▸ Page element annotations
-- BEGIN --

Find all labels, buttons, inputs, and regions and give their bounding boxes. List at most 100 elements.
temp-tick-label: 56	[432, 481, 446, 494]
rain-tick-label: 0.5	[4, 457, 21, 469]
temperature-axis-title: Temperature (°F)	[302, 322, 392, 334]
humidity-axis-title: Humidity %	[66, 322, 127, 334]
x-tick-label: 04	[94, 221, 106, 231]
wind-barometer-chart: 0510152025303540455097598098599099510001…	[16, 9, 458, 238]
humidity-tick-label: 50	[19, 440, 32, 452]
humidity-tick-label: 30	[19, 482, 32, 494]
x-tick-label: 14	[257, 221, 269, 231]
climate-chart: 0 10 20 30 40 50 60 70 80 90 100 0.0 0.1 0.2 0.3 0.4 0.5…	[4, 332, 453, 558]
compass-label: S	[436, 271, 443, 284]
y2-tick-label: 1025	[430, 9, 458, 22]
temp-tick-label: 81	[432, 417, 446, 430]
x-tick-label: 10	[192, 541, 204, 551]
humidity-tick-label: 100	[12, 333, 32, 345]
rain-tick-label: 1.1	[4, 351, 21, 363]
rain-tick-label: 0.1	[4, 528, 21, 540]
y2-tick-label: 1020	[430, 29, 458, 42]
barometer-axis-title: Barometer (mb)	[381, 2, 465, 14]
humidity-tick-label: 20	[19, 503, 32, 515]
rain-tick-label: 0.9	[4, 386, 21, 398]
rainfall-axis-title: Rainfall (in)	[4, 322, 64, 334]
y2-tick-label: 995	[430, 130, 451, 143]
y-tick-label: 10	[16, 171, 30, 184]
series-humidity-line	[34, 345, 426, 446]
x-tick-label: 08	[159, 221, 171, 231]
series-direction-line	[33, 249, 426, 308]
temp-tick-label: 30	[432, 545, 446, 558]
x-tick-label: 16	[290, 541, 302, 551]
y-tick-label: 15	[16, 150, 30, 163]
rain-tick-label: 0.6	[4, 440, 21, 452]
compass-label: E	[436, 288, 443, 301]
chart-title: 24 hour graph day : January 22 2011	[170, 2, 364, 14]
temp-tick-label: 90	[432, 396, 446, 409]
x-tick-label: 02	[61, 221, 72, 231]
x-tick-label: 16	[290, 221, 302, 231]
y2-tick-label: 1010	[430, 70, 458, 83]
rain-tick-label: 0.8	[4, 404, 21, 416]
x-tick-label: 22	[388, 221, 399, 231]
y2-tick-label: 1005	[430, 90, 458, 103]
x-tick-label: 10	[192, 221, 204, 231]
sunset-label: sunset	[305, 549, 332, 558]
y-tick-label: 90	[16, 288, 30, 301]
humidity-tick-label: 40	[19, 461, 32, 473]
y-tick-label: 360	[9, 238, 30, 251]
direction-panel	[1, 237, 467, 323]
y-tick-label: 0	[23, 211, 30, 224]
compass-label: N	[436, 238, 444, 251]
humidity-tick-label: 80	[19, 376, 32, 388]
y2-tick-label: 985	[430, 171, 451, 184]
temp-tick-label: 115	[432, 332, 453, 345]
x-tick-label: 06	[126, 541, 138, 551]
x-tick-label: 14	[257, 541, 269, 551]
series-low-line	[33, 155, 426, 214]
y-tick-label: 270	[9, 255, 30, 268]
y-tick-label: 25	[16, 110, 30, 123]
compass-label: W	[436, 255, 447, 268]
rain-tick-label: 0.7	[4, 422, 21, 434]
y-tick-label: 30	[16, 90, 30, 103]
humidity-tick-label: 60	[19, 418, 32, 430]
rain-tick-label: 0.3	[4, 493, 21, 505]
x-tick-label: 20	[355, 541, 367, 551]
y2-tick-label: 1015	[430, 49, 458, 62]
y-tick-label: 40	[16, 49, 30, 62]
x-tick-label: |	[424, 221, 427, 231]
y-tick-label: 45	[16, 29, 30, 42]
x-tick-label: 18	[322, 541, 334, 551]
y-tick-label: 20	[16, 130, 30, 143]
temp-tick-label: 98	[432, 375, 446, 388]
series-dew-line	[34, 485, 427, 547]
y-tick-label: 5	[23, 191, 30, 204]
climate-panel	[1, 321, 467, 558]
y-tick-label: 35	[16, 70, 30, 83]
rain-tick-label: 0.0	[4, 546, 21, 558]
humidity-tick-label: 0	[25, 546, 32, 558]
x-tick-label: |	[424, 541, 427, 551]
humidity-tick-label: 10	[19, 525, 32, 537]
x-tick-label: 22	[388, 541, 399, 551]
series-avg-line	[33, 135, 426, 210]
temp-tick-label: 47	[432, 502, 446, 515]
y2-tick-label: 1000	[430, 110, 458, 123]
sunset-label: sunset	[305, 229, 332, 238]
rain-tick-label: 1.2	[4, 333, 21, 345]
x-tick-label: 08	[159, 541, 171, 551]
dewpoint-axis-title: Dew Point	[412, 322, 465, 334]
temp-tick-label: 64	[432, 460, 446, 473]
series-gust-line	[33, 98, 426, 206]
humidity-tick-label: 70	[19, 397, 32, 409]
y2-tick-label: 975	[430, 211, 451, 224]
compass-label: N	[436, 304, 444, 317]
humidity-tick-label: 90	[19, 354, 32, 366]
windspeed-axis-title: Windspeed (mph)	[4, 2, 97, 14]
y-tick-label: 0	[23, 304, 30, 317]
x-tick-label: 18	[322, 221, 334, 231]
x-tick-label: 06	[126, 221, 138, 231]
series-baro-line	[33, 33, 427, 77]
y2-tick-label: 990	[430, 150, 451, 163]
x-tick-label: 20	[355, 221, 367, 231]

-- END --

Count the lines above that contain the string "title", and reply with only the number.

▸ ANSWER FOR THE TASK
7